*Given problem*: Scan the records below. List lines holding "организациям".
○ ○ ○ ○
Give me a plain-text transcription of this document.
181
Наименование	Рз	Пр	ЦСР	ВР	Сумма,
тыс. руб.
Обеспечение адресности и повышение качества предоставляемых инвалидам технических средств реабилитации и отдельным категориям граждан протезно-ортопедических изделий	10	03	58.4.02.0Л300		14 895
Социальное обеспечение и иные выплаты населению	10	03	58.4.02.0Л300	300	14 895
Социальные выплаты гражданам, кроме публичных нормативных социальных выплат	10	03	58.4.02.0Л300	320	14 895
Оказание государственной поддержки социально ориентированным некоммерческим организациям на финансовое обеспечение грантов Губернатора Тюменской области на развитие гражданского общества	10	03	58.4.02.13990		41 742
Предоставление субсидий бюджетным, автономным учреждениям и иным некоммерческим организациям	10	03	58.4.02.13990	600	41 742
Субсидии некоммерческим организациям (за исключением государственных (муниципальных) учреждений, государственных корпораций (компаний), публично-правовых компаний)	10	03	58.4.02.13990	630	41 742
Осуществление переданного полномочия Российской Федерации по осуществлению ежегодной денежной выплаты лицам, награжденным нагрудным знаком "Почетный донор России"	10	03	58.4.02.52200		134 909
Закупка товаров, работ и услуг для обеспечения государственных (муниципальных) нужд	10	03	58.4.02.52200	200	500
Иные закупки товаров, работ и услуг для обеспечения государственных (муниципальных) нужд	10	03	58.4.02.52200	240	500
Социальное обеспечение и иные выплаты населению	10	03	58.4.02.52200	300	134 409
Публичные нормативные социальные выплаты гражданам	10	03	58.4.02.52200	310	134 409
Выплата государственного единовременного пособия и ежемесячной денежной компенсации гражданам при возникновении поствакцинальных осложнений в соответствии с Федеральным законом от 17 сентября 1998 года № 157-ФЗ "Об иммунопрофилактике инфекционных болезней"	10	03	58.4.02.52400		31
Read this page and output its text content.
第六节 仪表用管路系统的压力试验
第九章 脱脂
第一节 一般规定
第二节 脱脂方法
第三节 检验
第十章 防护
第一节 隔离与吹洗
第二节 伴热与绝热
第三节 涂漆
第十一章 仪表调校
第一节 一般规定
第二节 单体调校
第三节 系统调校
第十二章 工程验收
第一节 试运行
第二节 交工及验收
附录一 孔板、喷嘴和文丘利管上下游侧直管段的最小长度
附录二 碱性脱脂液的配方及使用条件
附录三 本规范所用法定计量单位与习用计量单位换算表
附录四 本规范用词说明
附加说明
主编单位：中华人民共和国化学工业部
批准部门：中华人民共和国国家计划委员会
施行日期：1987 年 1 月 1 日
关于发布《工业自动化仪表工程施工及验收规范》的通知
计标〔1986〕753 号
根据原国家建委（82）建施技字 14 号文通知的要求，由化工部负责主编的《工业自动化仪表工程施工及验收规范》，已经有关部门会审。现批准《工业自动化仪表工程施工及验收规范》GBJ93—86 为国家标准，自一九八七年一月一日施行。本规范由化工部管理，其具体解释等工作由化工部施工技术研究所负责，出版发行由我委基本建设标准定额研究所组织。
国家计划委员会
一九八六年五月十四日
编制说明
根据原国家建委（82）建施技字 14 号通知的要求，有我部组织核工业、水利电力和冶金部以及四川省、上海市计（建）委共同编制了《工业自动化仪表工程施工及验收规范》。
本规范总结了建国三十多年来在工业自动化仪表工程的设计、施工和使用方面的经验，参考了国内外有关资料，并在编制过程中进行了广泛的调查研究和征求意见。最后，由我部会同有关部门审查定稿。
○ ○ ○ ○
*Answer for this exercise*:
Оказание государственной поддержки социально ориентированным некоммерческим организациям на финансовое обеспечение грантов Губернатора Тюменской области на развитие гражданского общества	10	03	58.4.02.13990		41 742
Предоставление субсидий бюджетным, автономным учреждениям и иным некоммерческим организациям	10	03	58.4.02.13990	600	41 742
Субсидии некоммерческим организациям (за исключением государственных (муниципальных) учреждений, государственных корпораций (компаний), публично-правовых компаний)	10	03	58.4.02.13990	630	41 742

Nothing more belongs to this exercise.